#### [Direction]
Locate the string "JSON" in the records below. Copy every line where it occurs.
── Input data ──
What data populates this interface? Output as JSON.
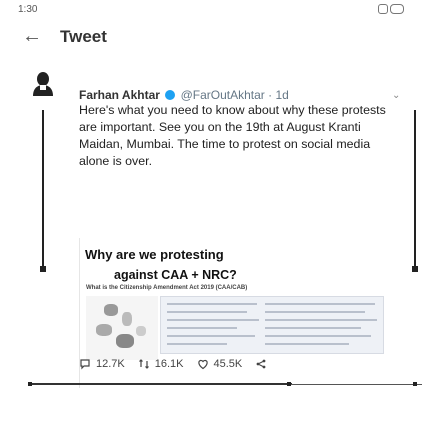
{
  "status_bar": {
    "time": "1:30",
    "icons": [
      "signal-icon",
      "battery-icon"
    ]
  },
  "header": {
    "back_icon": "back-arrow-icon",
    "back_glyph": "←",
    "title": "Tweet"
  },
  "tweet": {
    "author_name": "Farhan Akhtar",
    "handle": "@FarOutAkhtar",
    "separator": "·",
    "time": "1d",
    "caret_glyph": "⌄",
    "text": "Here's what you need to know about why these protests are important. See you on the 19th at August Kranti Maidan, Mumbai. The time to protest on social media alone is over.",
    "card": {
      "title_line1": "Why are we protesting",
      "title_line2": "against CAA + NRC?",
      "subtitle": "What is the Citizenship Amendment Act 2019 (CAA/CAB)"
    },
    "actions": {
      "replies": "12.7K",
      "retweets": "16.1K",
      "likes": "45.5K"
    }
  },
  "colors": {
    "verified": "#1da1f2",
    "text": "#14171a",
    "muted": "#657786"
  }
}
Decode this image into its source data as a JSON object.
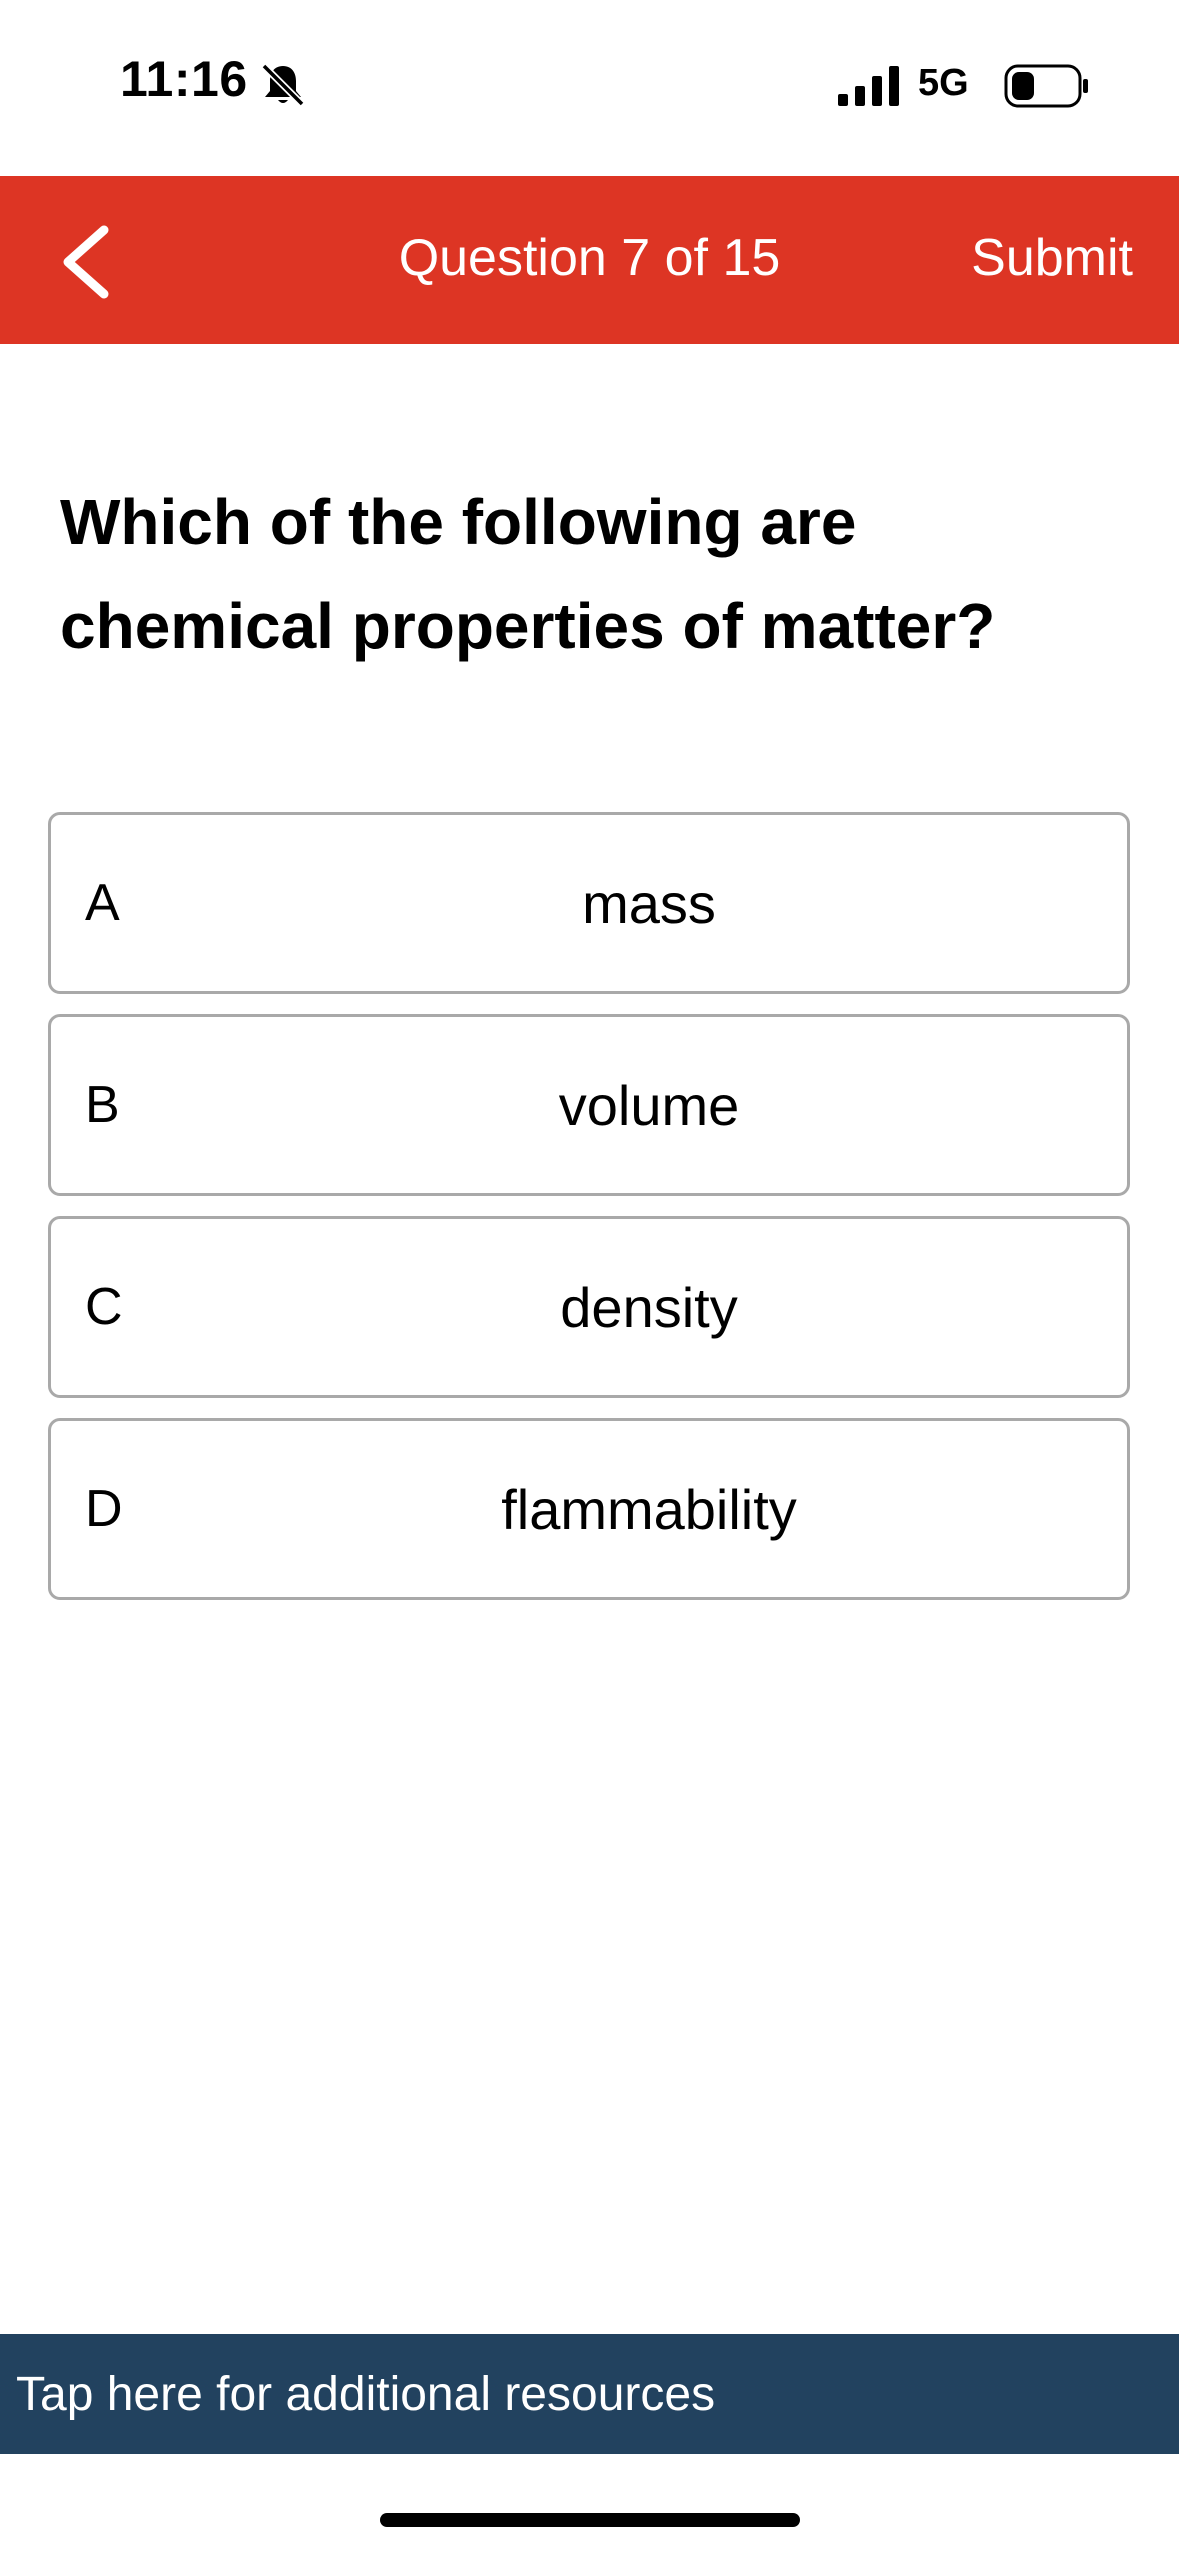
───
#### [Answer to the task]
What data populates this interface? Output as JSON.
Decode this image into its source data as a JSON object.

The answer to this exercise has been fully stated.